• [Work to be completed]: Tally how many lines include "Término". The number is the whole answer.

■ ■ ■

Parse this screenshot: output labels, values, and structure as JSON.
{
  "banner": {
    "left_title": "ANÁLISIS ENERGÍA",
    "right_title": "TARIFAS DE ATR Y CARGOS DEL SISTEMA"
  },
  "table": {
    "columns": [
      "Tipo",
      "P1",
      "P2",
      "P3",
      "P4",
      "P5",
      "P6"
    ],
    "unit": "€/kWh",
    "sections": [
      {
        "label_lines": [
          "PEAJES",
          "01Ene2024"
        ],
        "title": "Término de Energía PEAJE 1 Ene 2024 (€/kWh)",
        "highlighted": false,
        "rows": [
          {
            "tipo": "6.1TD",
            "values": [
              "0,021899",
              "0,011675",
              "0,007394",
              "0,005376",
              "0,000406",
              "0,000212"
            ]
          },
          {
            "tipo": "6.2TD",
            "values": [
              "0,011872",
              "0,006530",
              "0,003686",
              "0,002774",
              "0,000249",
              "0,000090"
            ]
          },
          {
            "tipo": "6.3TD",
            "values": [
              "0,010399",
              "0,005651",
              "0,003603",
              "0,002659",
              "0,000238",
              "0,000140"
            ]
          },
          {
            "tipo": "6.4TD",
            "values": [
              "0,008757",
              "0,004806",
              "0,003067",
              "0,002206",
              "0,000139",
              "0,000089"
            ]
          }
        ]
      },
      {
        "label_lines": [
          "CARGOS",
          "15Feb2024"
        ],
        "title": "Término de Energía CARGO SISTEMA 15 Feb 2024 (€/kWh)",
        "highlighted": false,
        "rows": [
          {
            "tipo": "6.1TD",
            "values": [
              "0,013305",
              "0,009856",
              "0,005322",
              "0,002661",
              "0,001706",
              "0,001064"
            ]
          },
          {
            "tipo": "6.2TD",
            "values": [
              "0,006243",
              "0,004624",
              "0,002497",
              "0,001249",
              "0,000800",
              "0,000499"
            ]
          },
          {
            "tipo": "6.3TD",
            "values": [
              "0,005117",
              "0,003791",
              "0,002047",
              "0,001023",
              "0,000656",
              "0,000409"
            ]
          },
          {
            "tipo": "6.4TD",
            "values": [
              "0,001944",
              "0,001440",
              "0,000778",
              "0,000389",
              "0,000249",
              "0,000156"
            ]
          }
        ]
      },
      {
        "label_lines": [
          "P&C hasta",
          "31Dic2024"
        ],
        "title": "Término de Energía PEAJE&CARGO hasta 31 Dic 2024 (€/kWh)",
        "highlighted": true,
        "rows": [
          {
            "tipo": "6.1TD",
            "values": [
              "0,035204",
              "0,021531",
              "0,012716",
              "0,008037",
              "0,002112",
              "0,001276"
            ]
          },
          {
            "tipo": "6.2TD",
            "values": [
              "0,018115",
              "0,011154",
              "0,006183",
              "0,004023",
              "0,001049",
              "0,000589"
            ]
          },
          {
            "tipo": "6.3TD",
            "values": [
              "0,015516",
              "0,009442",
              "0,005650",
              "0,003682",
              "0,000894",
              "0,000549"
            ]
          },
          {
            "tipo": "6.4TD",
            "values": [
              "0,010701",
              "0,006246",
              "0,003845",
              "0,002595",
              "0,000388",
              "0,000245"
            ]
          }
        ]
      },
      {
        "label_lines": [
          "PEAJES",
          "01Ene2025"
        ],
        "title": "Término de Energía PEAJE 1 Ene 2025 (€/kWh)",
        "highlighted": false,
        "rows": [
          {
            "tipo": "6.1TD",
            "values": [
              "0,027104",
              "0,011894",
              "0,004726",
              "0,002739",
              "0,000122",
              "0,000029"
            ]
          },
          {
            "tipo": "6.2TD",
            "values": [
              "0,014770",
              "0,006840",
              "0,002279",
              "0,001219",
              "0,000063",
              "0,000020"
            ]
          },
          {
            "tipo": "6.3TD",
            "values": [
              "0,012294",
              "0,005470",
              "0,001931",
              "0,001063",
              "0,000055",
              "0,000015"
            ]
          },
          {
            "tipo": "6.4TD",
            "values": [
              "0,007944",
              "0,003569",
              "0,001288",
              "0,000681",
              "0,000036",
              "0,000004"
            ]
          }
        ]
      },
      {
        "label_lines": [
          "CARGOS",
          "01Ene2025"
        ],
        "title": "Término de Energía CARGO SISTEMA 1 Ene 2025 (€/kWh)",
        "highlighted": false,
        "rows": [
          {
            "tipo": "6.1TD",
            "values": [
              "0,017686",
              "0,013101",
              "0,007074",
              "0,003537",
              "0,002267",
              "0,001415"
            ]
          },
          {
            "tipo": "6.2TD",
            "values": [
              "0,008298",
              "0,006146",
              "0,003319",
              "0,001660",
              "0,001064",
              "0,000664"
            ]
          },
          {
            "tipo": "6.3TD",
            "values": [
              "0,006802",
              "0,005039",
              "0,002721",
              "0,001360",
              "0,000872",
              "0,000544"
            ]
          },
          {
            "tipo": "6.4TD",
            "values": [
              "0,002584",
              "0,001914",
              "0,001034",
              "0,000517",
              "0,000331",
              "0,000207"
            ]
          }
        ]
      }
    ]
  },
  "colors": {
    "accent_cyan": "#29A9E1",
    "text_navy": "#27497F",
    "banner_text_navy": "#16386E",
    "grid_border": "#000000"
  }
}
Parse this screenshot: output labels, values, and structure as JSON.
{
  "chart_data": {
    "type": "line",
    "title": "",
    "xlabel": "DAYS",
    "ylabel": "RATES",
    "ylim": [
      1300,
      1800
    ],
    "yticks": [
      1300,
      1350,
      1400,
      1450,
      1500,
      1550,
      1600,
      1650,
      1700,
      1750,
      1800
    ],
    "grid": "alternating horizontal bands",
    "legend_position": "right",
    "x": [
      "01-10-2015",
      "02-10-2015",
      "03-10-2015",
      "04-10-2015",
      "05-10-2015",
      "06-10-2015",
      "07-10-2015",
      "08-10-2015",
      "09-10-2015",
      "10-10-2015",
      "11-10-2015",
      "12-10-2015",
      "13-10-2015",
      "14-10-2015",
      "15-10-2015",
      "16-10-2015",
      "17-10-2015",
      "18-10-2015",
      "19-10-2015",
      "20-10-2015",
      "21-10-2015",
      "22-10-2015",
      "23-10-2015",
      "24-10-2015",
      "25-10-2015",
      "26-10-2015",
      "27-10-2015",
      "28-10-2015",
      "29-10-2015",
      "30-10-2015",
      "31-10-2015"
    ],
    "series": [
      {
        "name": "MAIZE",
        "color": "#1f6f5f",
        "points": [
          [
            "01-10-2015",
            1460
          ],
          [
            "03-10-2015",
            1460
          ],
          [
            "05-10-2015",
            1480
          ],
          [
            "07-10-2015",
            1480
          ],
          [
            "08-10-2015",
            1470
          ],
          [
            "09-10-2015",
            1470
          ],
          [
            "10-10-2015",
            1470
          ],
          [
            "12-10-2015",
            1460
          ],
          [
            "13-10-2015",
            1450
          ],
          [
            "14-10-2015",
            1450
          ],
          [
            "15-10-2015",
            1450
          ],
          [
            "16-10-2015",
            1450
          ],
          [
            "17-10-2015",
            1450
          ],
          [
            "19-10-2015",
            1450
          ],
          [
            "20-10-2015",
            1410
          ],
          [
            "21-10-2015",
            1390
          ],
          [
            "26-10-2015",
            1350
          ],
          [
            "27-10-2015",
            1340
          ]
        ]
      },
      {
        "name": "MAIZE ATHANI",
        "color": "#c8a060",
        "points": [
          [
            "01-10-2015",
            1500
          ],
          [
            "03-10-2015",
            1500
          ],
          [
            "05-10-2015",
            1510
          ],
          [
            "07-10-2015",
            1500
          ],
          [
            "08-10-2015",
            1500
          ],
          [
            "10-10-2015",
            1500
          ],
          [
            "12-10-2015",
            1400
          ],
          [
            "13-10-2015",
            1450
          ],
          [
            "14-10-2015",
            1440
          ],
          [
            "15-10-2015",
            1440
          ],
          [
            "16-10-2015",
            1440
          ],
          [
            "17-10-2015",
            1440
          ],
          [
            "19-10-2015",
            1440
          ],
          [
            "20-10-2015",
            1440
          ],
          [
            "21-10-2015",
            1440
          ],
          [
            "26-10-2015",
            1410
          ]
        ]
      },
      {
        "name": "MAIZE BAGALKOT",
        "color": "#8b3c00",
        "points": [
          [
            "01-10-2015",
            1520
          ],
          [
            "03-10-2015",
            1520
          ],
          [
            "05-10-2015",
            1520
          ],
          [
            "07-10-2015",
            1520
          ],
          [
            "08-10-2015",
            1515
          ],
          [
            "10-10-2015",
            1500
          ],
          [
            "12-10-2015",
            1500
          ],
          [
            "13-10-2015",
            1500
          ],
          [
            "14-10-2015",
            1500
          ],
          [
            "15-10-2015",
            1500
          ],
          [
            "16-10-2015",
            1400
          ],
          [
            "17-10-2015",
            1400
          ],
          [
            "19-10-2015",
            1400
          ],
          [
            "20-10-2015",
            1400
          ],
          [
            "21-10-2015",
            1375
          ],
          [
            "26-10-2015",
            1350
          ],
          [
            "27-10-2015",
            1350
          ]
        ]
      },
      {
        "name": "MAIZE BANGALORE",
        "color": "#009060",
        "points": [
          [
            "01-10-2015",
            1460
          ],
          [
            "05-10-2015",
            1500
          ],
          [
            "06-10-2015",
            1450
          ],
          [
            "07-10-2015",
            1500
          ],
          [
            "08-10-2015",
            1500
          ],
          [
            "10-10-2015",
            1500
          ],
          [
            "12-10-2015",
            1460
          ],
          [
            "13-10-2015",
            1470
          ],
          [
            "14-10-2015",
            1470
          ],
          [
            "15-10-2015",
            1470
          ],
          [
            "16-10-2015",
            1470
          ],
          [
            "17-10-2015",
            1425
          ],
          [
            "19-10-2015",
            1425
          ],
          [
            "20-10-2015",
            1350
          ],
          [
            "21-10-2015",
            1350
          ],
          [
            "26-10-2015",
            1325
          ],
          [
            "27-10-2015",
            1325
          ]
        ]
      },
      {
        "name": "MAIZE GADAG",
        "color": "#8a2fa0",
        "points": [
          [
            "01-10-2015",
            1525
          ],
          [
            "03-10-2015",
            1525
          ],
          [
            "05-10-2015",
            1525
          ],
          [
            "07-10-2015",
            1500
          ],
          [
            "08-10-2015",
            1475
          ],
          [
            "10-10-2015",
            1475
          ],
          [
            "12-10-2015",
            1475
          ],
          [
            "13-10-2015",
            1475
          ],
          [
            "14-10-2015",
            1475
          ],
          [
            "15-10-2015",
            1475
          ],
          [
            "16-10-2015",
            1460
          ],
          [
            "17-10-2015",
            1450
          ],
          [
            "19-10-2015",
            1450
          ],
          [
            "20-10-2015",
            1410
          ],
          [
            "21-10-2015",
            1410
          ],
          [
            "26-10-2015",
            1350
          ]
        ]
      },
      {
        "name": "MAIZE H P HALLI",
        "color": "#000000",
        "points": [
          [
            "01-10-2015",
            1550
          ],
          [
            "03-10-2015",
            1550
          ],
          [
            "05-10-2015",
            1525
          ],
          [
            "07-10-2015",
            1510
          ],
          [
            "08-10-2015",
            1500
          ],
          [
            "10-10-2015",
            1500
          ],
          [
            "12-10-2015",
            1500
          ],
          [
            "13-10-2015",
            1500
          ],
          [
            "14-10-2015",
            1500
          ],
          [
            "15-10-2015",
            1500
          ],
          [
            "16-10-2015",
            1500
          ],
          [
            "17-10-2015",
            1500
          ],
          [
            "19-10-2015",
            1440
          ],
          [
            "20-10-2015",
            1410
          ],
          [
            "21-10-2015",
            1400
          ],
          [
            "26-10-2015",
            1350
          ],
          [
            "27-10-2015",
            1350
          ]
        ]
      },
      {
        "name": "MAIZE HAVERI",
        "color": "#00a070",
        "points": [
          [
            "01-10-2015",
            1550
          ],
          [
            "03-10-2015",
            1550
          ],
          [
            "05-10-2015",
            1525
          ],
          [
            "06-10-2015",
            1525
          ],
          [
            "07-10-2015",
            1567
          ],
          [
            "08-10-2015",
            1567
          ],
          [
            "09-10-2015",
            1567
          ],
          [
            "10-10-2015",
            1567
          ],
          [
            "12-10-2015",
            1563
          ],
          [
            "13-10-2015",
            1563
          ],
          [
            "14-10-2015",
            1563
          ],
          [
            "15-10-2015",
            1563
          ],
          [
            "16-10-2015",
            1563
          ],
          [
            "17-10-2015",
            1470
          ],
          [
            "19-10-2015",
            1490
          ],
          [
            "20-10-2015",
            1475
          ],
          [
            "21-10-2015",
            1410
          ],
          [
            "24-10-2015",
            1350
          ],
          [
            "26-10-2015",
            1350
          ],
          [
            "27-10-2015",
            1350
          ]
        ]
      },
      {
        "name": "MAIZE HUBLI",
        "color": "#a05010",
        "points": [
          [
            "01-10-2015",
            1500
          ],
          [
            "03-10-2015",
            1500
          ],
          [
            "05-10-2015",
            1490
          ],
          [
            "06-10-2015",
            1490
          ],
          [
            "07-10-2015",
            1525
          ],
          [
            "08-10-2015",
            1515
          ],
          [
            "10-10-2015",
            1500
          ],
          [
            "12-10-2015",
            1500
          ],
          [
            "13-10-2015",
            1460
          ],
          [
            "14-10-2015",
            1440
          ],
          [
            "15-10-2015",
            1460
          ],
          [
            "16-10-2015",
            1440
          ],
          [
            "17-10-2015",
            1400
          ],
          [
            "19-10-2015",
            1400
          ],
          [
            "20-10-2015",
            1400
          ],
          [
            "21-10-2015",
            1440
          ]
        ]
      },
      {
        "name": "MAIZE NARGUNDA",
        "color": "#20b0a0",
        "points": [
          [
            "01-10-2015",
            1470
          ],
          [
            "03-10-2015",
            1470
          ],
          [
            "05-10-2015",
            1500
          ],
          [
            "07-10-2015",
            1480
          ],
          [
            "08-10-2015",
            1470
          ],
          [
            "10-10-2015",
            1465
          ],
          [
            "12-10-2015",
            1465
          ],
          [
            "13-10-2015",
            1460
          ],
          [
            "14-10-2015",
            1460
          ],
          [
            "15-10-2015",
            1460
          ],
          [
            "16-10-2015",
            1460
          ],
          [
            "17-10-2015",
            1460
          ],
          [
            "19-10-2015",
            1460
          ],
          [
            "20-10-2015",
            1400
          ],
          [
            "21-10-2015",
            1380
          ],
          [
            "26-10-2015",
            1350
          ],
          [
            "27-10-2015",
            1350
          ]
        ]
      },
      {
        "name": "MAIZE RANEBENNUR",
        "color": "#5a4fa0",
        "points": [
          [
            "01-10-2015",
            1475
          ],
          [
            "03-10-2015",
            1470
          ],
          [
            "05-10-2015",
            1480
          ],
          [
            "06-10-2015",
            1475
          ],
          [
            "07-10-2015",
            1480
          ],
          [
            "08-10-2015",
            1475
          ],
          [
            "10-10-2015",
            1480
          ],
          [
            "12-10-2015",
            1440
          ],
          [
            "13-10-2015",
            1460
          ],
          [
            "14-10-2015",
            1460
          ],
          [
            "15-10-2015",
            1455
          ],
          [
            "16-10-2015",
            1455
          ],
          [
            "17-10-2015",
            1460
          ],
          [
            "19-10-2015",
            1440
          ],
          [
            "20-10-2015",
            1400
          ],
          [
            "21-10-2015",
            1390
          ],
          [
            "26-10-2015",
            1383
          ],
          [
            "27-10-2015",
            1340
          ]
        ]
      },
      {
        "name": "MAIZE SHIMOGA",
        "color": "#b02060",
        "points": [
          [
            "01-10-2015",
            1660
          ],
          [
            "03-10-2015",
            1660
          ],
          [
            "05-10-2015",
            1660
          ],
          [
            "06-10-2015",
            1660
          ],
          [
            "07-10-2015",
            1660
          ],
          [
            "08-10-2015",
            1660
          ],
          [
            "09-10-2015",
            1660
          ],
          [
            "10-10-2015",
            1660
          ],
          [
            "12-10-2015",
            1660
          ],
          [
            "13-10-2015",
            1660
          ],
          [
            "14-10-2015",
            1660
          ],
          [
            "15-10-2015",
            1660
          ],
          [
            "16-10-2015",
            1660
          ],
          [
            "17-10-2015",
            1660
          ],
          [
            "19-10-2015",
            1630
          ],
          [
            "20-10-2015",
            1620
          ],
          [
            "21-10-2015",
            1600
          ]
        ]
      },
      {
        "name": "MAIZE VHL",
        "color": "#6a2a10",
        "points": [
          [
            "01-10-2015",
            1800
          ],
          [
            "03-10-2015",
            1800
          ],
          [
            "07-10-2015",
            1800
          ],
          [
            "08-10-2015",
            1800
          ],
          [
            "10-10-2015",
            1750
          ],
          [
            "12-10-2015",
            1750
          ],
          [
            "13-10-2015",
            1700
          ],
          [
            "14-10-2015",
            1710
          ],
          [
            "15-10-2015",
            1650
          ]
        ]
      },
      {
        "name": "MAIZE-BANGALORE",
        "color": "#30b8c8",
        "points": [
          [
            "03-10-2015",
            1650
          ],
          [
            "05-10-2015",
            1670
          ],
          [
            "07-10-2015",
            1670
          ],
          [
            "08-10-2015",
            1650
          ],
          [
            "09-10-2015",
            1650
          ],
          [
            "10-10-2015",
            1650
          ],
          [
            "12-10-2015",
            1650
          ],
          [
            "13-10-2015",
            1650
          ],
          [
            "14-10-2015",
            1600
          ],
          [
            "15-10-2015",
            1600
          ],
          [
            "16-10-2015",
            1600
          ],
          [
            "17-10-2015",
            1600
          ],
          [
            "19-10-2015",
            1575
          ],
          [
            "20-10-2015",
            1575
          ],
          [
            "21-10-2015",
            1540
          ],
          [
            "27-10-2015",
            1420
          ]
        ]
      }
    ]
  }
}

■ ■ ■

• [Finished answer]: 5